------ DATA SHOWN

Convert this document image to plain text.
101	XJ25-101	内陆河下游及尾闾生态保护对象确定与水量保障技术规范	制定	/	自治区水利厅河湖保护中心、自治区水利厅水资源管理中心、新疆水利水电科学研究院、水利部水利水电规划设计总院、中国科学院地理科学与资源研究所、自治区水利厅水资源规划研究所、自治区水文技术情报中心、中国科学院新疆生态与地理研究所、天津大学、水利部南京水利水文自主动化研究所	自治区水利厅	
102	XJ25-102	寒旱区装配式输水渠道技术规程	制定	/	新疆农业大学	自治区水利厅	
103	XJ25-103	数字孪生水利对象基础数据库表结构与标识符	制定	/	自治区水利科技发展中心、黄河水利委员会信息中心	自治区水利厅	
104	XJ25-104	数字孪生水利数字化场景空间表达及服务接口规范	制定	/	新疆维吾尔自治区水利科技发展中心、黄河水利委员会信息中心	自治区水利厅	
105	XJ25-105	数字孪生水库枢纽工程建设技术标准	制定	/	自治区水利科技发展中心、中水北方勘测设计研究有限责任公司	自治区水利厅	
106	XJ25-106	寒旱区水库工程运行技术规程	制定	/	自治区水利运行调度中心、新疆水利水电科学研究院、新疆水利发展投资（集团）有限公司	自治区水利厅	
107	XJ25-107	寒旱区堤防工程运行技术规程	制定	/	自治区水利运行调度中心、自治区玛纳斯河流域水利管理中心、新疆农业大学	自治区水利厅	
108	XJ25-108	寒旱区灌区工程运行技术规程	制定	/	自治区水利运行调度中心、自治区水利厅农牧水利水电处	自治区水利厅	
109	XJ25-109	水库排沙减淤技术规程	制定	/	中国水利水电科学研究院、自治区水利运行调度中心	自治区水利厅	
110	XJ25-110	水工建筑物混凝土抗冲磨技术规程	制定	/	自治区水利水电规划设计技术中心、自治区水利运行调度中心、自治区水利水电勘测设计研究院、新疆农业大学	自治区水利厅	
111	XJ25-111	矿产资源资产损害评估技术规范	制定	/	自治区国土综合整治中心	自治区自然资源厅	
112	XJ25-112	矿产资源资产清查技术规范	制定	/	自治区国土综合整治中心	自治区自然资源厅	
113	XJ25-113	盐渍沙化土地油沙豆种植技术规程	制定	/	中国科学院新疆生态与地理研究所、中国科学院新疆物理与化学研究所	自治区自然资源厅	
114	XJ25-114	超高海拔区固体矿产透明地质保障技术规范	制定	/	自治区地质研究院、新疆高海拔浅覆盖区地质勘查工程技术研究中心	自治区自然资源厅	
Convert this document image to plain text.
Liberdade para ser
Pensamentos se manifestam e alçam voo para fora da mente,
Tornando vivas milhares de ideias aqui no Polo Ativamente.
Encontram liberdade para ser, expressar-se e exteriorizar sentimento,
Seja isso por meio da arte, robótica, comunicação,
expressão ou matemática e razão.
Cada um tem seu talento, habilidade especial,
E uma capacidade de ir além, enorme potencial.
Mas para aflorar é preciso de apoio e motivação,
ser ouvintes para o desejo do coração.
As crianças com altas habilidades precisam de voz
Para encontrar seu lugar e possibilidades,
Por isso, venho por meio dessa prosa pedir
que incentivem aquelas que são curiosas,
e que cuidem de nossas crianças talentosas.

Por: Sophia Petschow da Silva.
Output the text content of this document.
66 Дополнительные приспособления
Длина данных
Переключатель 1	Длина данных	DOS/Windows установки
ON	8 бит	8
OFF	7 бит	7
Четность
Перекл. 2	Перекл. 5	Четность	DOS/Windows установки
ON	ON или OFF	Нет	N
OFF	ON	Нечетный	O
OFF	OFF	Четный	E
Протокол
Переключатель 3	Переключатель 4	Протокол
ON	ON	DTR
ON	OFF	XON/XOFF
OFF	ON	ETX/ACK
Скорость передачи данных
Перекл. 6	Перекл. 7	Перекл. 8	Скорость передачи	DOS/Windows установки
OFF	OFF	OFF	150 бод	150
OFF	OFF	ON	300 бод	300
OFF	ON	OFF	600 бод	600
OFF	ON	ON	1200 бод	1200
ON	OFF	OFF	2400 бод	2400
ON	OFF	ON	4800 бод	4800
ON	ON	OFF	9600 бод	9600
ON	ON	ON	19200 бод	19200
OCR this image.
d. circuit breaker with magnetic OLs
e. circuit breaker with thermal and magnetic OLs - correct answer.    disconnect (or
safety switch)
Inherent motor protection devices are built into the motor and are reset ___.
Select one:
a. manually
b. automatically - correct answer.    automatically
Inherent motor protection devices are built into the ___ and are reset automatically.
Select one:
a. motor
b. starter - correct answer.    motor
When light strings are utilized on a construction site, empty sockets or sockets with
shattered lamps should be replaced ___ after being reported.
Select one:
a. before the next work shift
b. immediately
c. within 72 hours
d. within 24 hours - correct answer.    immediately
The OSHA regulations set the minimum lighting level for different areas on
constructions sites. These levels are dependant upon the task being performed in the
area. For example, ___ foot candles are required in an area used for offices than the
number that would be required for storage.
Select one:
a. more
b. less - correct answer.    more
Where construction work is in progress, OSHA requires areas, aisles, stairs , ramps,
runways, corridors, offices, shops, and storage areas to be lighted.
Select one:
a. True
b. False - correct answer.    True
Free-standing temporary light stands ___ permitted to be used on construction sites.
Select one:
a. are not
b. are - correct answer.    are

------------

- **GIVEN REQUEST**:
Return the listing above in its exact form.

- **CORRECT OUTPUT**:
Convert this document image to plain text.
101	XJ25-101	内陆河下游及尾闾生态保护对象确定与水量保障技术规范	制定	/	自治区水利厅河湖保护中心、自治区水利厅水资源管理中心、新疆水利水电科学研究院、水利部水利水电规划设计总院、中国科学院地理科学与资源研究所、自治区水利厅水资源规划研究所、自治区水文技术情报中心、中国科学院新疆生态与地理研究所、天津大学、水利部南京水利水文自主动化研究所	自治区水利厅	
102	XJ25-102	寒旱区装配式输水渠道技术规程	制定	/	新疆农业大学	自治区水利厅	
103	XJ25-103	数字孪生水利对象基础数据库表结构与标识符	制定	/	自治区水利科技发展中心、黄河水利委员会信息中心	自治区水利厅	
104	XJ25-104	数字孪生水利数字化场景空间表达及服务接口规范	制定	/	新疆维吾尔自治区水利科技发展中心、黄河水利委员会信息中心	自治区水利厅	
105	XJ25-105	数字孪生水库枢纽工程建设技术标准	制定	/	自治区水利科技发展中心、中水北方勘测设计研究有限责任公司	自治区水利厅	
106	XJ25-106	寒旱区水库工程运行技术规程	制定	/	自治区水利运行调度中心、新疆水利水电科学研究院、新疆水利发展投资（集团）有限公司	自治区水利厅	
107	XJ25-107	寒旱区堤防工程运行技术规程	制定	/	自治区水利运行调度中心、自治区玛纳斯河流域水利管理中心、新疆农业大学	自治区水利厅	
108	XJ25-108	寒旱区灌区工程运行技术规程	制定	/	自治区水利运行调度中心、自治区水利厅农牧水利水电处	自治区水利厅	
109	XJ25-109	水库排沙减淤技术规程	制定	/	中国水利水电科学研究院、自治区水利运行调度中心	自治区水利厅	
110	XJ25-110	水工建筑物混凝土抗冲磨技术规程	制定	/	自治区水利水电规划设计技术中心、自治区水利运行调度中心、自治区水利水电勘测设计研究院、新疆农业大学	自治区水利厅	
111	XJ25-111	矿产资源资产损害评估技术规范	制定	/	自治区国土综合整治中心	自治区自然资源厅	
112	XJ25-112	矿产资源资产清查技术规范	制定	/	自治区国土综合整治中心	自治区自然资源厅	
113	XJ25-113	盐渍沙化土地油沙豆种植技术规程	制定	/	中国科学院新疆生态与地理研究所、中国科学院新疆物理与化学研究所	自治区自然资源厅	
114	XJ25-114	超高海拔区固体矿产透明地质保障技术规范	制定	/	自治区地质研究院、新疆高海拔浅覆盖区地质勘查工程技术研究中心	自治区自然资源厅	
Convert this document image to plain text.
Liberdade para ser
Pensamentos se manifestam e alçam voo para fora da mente,
Tornando vivas milhares de ideias aqui no Polo Ativamente.
Encontram liberdade para ser, expressar-se e exteriorizar sentimento,
Seja isso por meio da arte, robótica, comunicação,
expressão ou matemática e razão.
Cada um tem seu talento, habilidade especial,
E uma capacidade de ir além, enorme potencial.
Mas para aflorar é preciso de apoio e motivação,
ser ouvintes para o desejo do coração.
As crianças com altas habilidades precisam de voz
Para encontrar seu lugar e possibilidades,
Por isso, venho por meio dessa prosa pedir
que incentivem aquelas que são curiosas,
e que cuidem de nossas crianças talentosas.

Por: Sophia Petschow da Silva.
Output the text content of this document.
66 Дополнительные приспособления
Длина данных
Переключатель 1	Длина данных	DOS/Windows установки
ON	8 бит	8
OFF	7 бит	7
Четность
Перекл. 2	Перекл. 5	Четность	DOS/Windows установки
ON	ON или OFF	Нет	N
OFF	ON	Нечетный	O
OFF	OFF	Четный	E
Протокол
Переключатель 3	Переключатель 4	Протокол
ON	ON	DTR
ON	OFF	XON/XOFF
OFF	ON	ETX/ACK
Скорость передачи данных
Перекл. 6	Перекл. 7	Перекл. 8	Скорость передачи	DOS/Windows установки
OFF	OFF	OFF	150 бод	150
OFF	OFF	ON	300 бод	300
OFF	ON	OFF	600 бод	600
OFF	ON	ON	1200 бод	1200
ON	OFF	OFF	2400 бод	2400
ON	OFF	ON	4800 бод	4800
ON	ON	OFF	9600 бод	9600
ON	ON	ON	19200 бод	19200
OCR this image.
d. circuit breaker with magnetic OLs
e. circuit breaker with thermal and magnetic OLs - correct answer.    disconnect (or
safety switch)
Inherent motor protection devices are built into the motor and are reset ___.
Select one:
a. manually
b. automatically - correct answer.    automatically
Inherent motor protection devices are built into the ___ and are reset automatically.
Select one:
a. motor
b. starter - correct answer.    motor
When light strings are utilized on a construction site, empty sockets or sockets with
shattered lamps should be replaced ___ after being reported.
Select one:
a. before the next work shift
b. immediately
c. within 72 hours
d. within 24 hours - correct answer.    immediately
The OSHA regulations set the minimum lighting level for different areas on
constructions sites. These levels are dependant upon the task being performed in the
area. For example, ___ foot candles are required in an area used for offices than the
number that would be required for storage.
Select one:
a. more
b. less - correct answer.    more
Where construction work is in progress, OSHA requires areas, aisles, stairs , ramps,
runways, corridors, offices, shops, and storage areas to be lighted.
Select one:
a. True
b. False - correct answer.    True
Free-standing temporary light stands ___ permitted to be used on construction sites.
Select one:
a. are not
b. are - correct answer.    are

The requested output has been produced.